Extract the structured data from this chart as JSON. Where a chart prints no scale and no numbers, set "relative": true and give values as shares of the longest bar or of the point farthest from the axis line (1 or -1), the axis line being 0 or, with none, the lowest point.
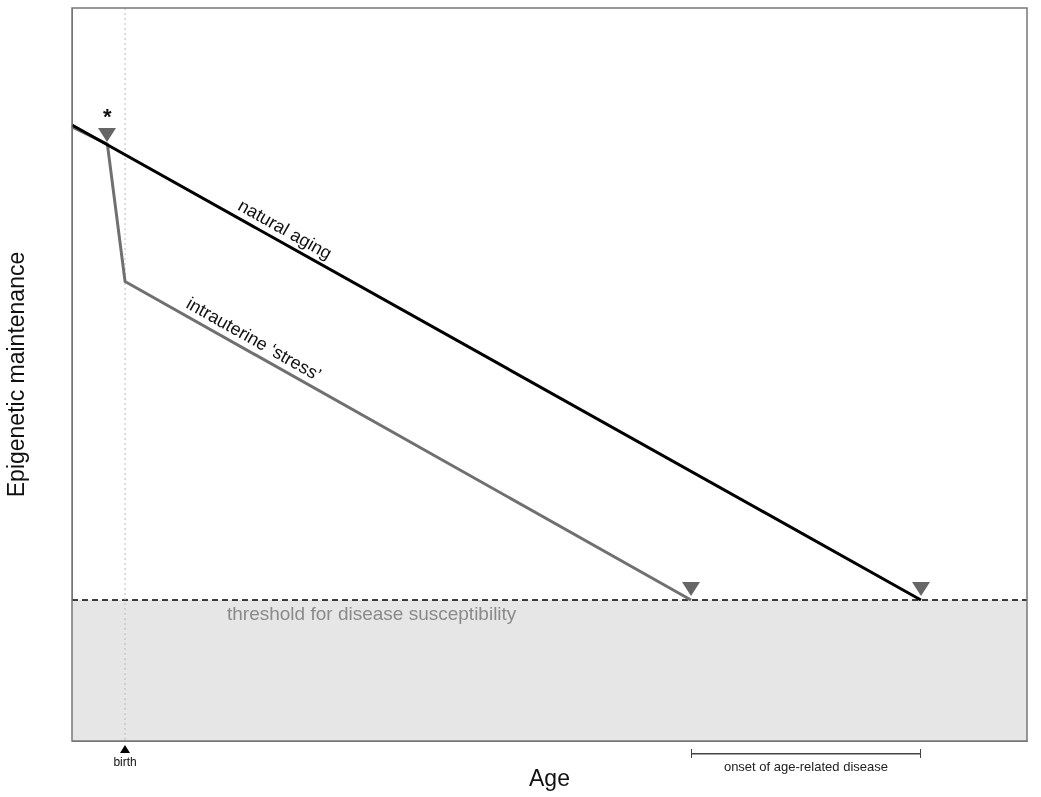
{
  "chart_data": {
    "type": "line",
    "relative": true,
    "xlabel": "Age",
    "ylabel": "Epigenetic maintenance",
    "categories": [
      null,
      null,
      null,
      null,
      null,
      null,
      null,
      null,
      null,
      null,
      null,
      null,
      null,
      null,
      null,
      null,
      null,
      null,
      null,
      null,
      null,
      null,
      null,
      null,
      null,
      null,
      null,
      null,
      null,
      null,
      null,
      null,
      null,
      null,
      null,
      null,
      null,
      null,
      null,
      null,
      null,
      null,
      null,
      null,
      null,
      null,
      null,
      null,
      null,
      null,
      null,
      null,
      null,
      null,
      null
    ],
    "series": [
      {
        "color": "#000000",
        "values": [
          1,
          null,
          null,
          null,
          null,
          null,
          null,
          null,
          null,
          null,
          null,
          null,
          null,
          null,
          null,
          null,
          null,
          null,
          null,
          null,
          null,
          null,
          null,
          null,
          null,
          null,
          null,
          null,
          null,
          null,
          null,
          null,
          null,
          null,
          null,
          null,
          null,
          null,
          null,
          null,
          null,
          null,
          null,
          null,
          null,
          null,
          null,
          null,
          0.229,
          null,
          null,
          null,
          null,
          null,
          null
        ]
      },
      {
        "color": "#707070",
        "values": [
          0.997,
          null,
          0.969,
          0.746,
          null,
          null,
          null,
          null,
          null,
          null,
          null,
          null,
          null,
          null,
          null,
          null,
          null,
          null,
          null,
          null,
          null,
          null,
          null,
          null,
          null,
          null,
          null,
          null,
          null,
          null,
          null,
          null,
          null,
          null,
          null,
          0.229,
          null,
          null,
          null,
          null,
          null,
          null,
          null,
          null,
          null,
          null,
          null,
          null,
          null,
          null,
          null,
          null,
          null,
          null,
          null
        ]
      }
    ],
    "ref_lines": [
      {
        "axis": "y",
        "value": 0.229,
        "label": "threshold for disease susceptibility",
        "color": "#000000",
        "line_style": "dashed"
      }
    ],
    "bands": [
      {
        "axis": "y",
        "from": 0,
        "to": 0.229,
        "color": "#e6e6e6"
      }
    ],
    "annotations": [
      "natural aging",
      "intrauterine ‘stress’",
      "*",
      "onset of age-related disease",
      "birth"
    ],
    "legend": false,
    "grid": false,
    "marker": "none",
    "line_style": "solid"
  }
}
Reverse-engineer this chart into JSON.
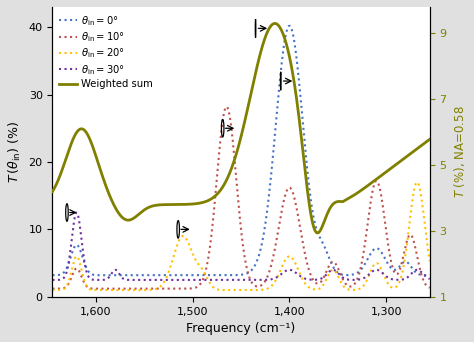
{
  "xlabel": "Frequency (cm⁻¹)",
  "ylabel_left": "T (θ_in) (%)",
  "ylabel_right": "T (%), NA=0.58",
  "xlim": [
    1645,
    1255
  ],
  "ylim_left": [
    0,
    43
  ],
  "ylim_right": [
    1,
    9.8
  ],
  "x_ticks": [
    1600,
    1500,
    1400,
    1300
  ],
  "x_tick_labels": [
    "1,600",
    "1,500",
    "1,400",
    "1,300"
  ],
  "y_ticks_left": [
    0,
    10,
    20,
    30,
    40
  ],
  "y_ticks_right": [
    1,
    3,
    5,
    7,
    9
  ],
  "colors": {
    "theta0": "#4472C4",
    "theta10": "#C0504D",
    "theta20": "#FFC000",
    "theta30": "#7030A0",
    "weighted": "#808000"
  },
  "legend_labels": [
    "θ_in = 0°",
    "θ_in = 10°",
    "θ_in = 20°",
    "θ_in = 30°",
    "Weighted sum"
  ],
  "background_color": "#e0e0e0"
}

TASK TO COMPLETE: Transcribe all entries above exactly. Drop the pictures.

TASK RESULT:
Extract the structured data from this chart as JSON. Where a chart prints no scale and no numbers, set "relative": true and give values as shares of the longest bar or of the point farthest from the axis line (1 or -1), the axis line being 0 or, with none, the lowest point.
{
  "chart_data": {
    "type": "line",
    "relative": true,
    "xlabel": "Age",
    "ylabel": "Epigenetic maintenance",
    "categories": [
      null,
      null,
      null,
      null,
      null,
      null,
      null,
      null,
      null,
      null,
      null,
      null,
      null,
      null,
      null,
      null,
      null,
      null,
      null,
      null,
      null,
      null,
      null,
      null,
      null,
      null,
      null,
      null,
      null,
      null,
      null,
      null,
      null,
      null,
      null,
      null,
      null,
      null,
      null,
      null,
      null,
      null,
      null,
      null,
      null,
      null,
      null,
      null,
      null,
      null,
      null,
      null,
      null,
      null,
      null
    ],
    "series": [
      {
        "color": "#000000",
        "values": [
          1,
          null,
          null,
          null,
          null,
          null,
          null,
          null,
          null,
          null,
          null,
          null,
          null,
          null,
          null,
          null,
          null,
          null,
          null,
          null,
          null,
          null,
          null,
          null,
          null,
          null,
          null,
          null,
          null,
          null,
          null,
          null,
          null,
          null,
          null,
          null,
          null,
          null,
          null,
          null,
          null,
          null,
          null,
          null,
          null,
          null,
          null,
          null,
          0.229,
          null,
          null,
          null,
          null,
          null,
          null
        ]
      },
      {
        "color": "#707070",
        "values": [
          0.997,
          null,
          0.969,
          0.746,
          null,
          null,
          null,
          null,
          null,
          null,
          null,
          null,
          null,
          null,
          null,
          null,
          null,
          null,
          null,
          null,
          null,
          null,
          null,
          null,
          null,
          null,
          null,
          null,
          null,
          null,
          null,
          null,
          null,
          null,
          null,
          0.229,
          null,
          null,
          null,
          null,
          null,
          null,
          null,
          null,
          null,
          null,
          null,
          null,
          null,
          null,
          null,
          null,
          null,
          null,
          null
        ]
      }
    ],
    "ref_lines": [
      {
        "axis": "y",
        "value": 0.229,
        "label": "threshold for disease susceptibility",
        "color": "#000000",
        "line_style": "dashed"
      }
    ],
    "bands": [
      {
        "axis": "y",
        "from": 0,
        "to": 0.229,
        "color": "#e6e6e6"
      }
    ],
    "annotations": [
      "natural aging",
      "intrauterine ‘stress’",
      "*",
      "onset of age-related disease",
      "birth"
    ],
    "legend": false,
    "grid": false,
    "marker": "none",
    "line_style": "solid"
  }
}
Reverse-engineer this chart into JSON.
{
  "xlabel": "Frequency (cm⁻¹)",
  "ylabel_left": "T (θ_in) (%)",
  "ylabel_right": "T (%), NA=0.58",
  "xlim": [
    1645,
    1255
  ],
  "ylim_left": [
    0,
    43
  ],
  "ylim_right": [
    1,
    9.8
  ],
  "x_ticks": [
    1600,
    1500,
    1400,
    1300
  ],
  "x_tick_labels": [
    "1,600",
    "1,500",
    "1,400",
    "1,300"
  ],
  "y_ticks_left": [
    0,
    10,
    20,
    30,
    40
  ],
  "y_ticks_right": [
    1,
    3,
    5,
    7,
    9
  ],
  "colors": {
    "theta0": "#4472C4",
    "theta10": "#C0504D",
    "theta20": "#FFC000",
    "theta30": "#7030A0",
    "weighted": "#808000"
  },
  "legend_labels": [
    "θ_in = 0°",
    "θ_in = 10°",
    "θ_in = 20°",
    "θ_in = 30°",
    "Weighted sum"
  ],
  "background_color": "#e0e0e0"
}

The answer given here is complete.